### TASK PROMPT
Determine how many lines of the data below contain "يكون", then give only that number.
Start
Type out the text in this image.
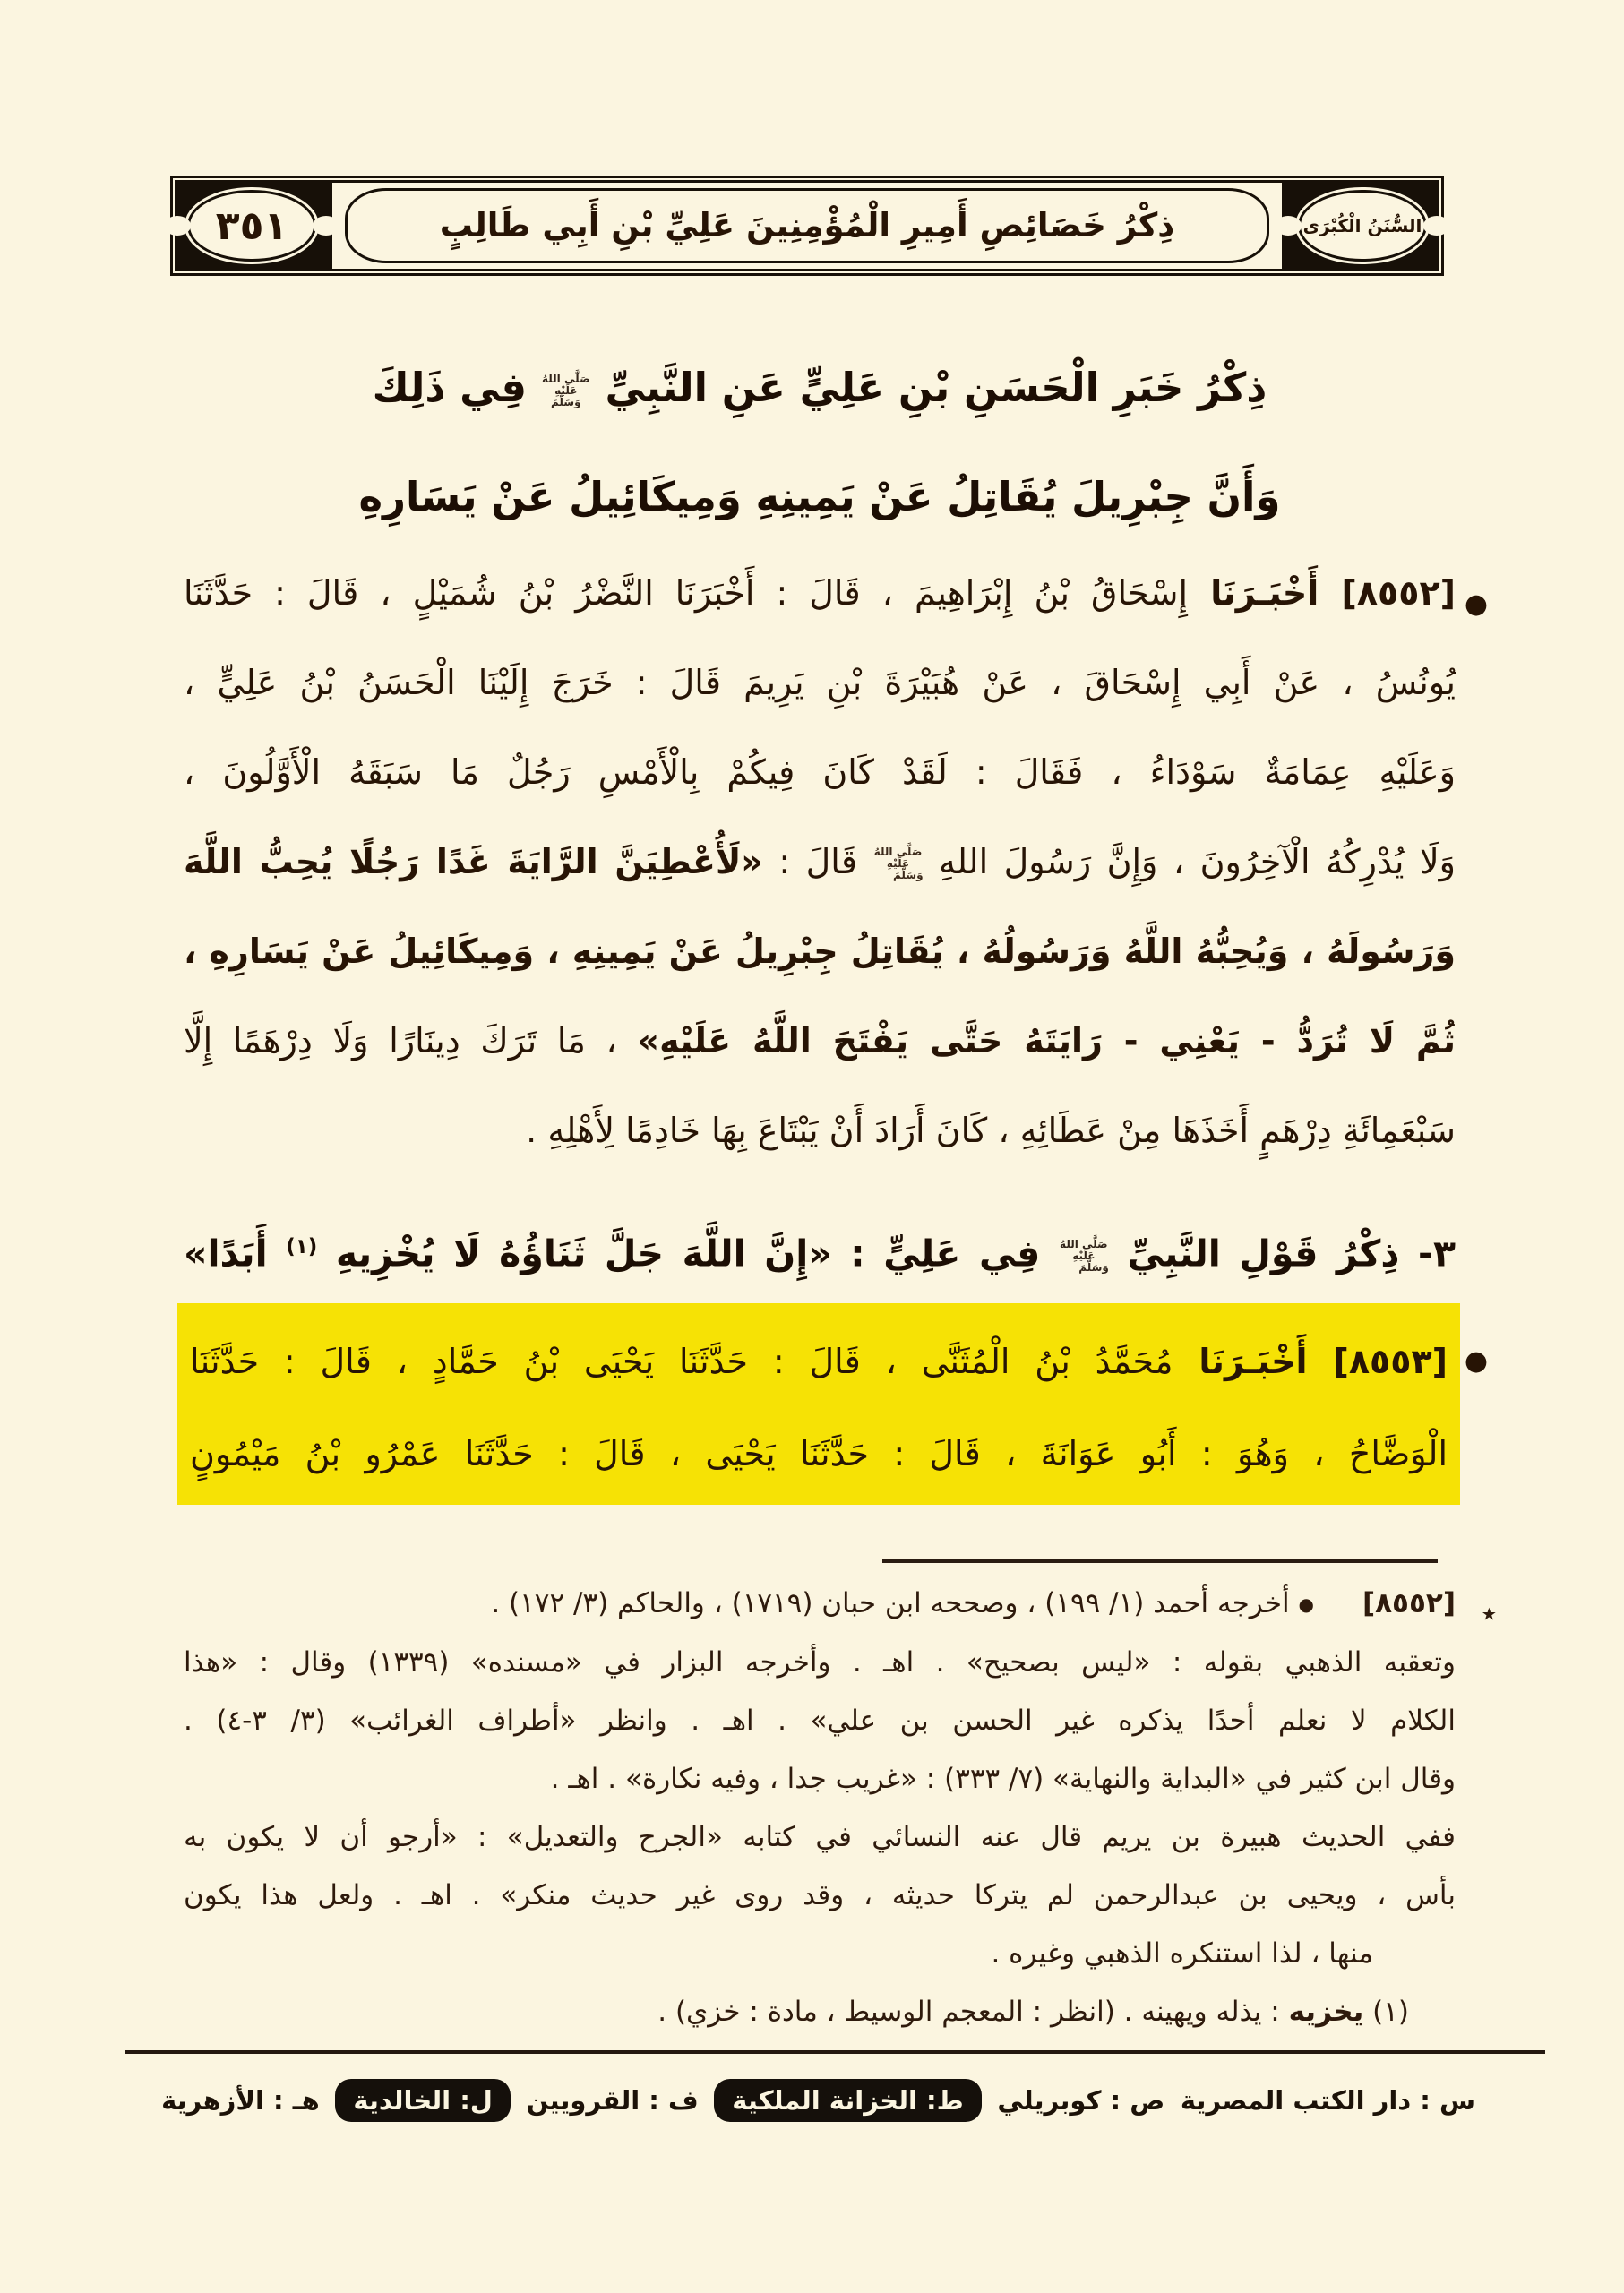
السُّنَنُ الْكُبْرَى
ذِكْرُ خَصَائِصِ أَمِيرِ الْمُؤْمِنِينَ عَلِيِّ بْنِ أَبِي طَالِبٍ
٣٥١
ذِكْرُ خَبَرِ الْحَسَنِ بْنِ عَلِيٍّ عَنِ النَّبِيِّ صَلَّى اللهُ عَلَيْهِ وَسَلَّمَ فِي ذَلِكَ
وَأَنَّ جِبْرِيلَ يُقَاتِلُ عَنْ يَمِينِهِ وَمِيكَائِيلُ عَنْ يَسَارِهِ
●
[٨٥٥٢] أَخْبَـرَنَا إِسْحَاقُ بْنُ إِبْرَاهِيمَ ، قَالَ : أَخْبَرَنَا النَّضْرُ بْنُ شُمَيْلٍ ، قَالَ : حَدَّثَنَا
يُونُسُ ، عَنْ أَبِي إِسْحَاقَ ، عَنْ هُبَيْرَةَ بْنِ يَرِيمَ قَالَ : خَرَجَ إِلَيْنَا الْحَسَنُ بْنُ عَلِيٍّ ،
وَعَلَيْهِ عِمَامَةٌ سَوْدَاءُ ، فَقَالَ : لَقَدْ كَانَ فِيكُمْ بِالْأَمْسِ رَجُلٌ مَا سَبَقَهُ الْأَوَّلُونَ ،
وَلَا يُدْرِكُهُ الْآخِرُونَ ، وَإِنَّ رَسُولَ اللهِ صَلَّى اللهُ عَلَيْهِ وَسَلَّمَ قَالَ : «لَأُعْطِيَنَّ الرَّايَةَ غَدًا رَجُلًا يُحِبُّ اللَّهَ
وَرَسُولَهُ ، وَيُحِبُّهُ اللَّهُ وَرَسُولُهُ ، يُقَاتِلُ جِبْرِيلُ عَنْ يَمِينِهِ ، وَمِيكَائِيلُ عَنْ يَسَارِهِ ،
ثُمَّ لَا تُرَدُّ - يَعْنِي - رَايَتَهُ حَتَّى يَفْتَحَ اللَّهُ عَلَيْهِ» ، مَا تَرَكَ دِينَارًا وَلَا دِرْهَمًا إِلَّا
سَبْعَمِائَةِ دِرْهَمٍ أَخَذَهَا مِنْ عَطَائِهِ ، كَانَ أَرَادَ أَنْ يَبْتَاعَ بِهَا خَادِمًا لِأَهْلِهِ .
٣- ذِكْرُ قَوْلِ النَّبِيِّ صَلَّى اللهُ عَلَيْهِ وَسَلَّمَ فِي عَلِيٍّ : «إِنَّ اللَّهَ جَلَّ ثَنَاؤُهُ لَا يُخْزِيهِ $^{(١)}$ أَبَدًا»
●
[٨٥٥٣] أَخْبَـرَنَا مُحَمَّدُ بْنُ الْمُثَنَّى ، قَالَ : حَدَّثَنَا يَحْيَى بْنُ حَمَّادٍ ، قَالَ : حَدَّثَنَا
الْوَضَّاحُ ، وَهُوَ : أَبُو عَوَانَةَ ، قَالَ : حَدَّثَنَا يَحْيَى ، قَالَ : حَدَّثَنَا عَمْرُو بْنُ مَيْمُونٍ
٭
[٨٥٥٢]● أخرجه أحمد (١/ ١٩٩) ، وصححه ابن حبان (١٧١٩) ، والحاكم (٣/ ١٧٢) .
وتعقبه الذهبي بقوله : «ليس بصحيح» . اهـ . وأخرجه البزار في «مسنده» (١٣٣٩) وقال : «هذا
الكلام لا نعلم أحدًا يذكره غير الحسن بن علي» . اهـ . وانظر «أطراف الغرائب» (٣/ ٣-٤) .
وقال ابن كثير في «البداية والنهاية» (٧/ ٣٣٣) : «غريب جدا ، وفيه نكارة» . اهـ .
ففي الحديث هبيرة بن يريم قال عنه النسائي في كتابه «الجرح والتعديل» : «أرجو أن لا يكون به
بأس ، ويحيى بن عبدالرحمن لم يتركا حديثه ، وقد روى غير حديث منكر» . اهـ . ولعل هذا يكون
منها ، لذا استنكره الذهبي وغيره .
(١) يخزيه : يذله ويهينه . (انظر : المعجم الوسيط ، مادة : خزي) .
س : دار الكتب المصرية
ص : كوبريلي
ط: الخزانة الملكية
ف : القرويين
ل: الخالدية
هـ : الأزهرية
End
### SOLUTION BELOW
2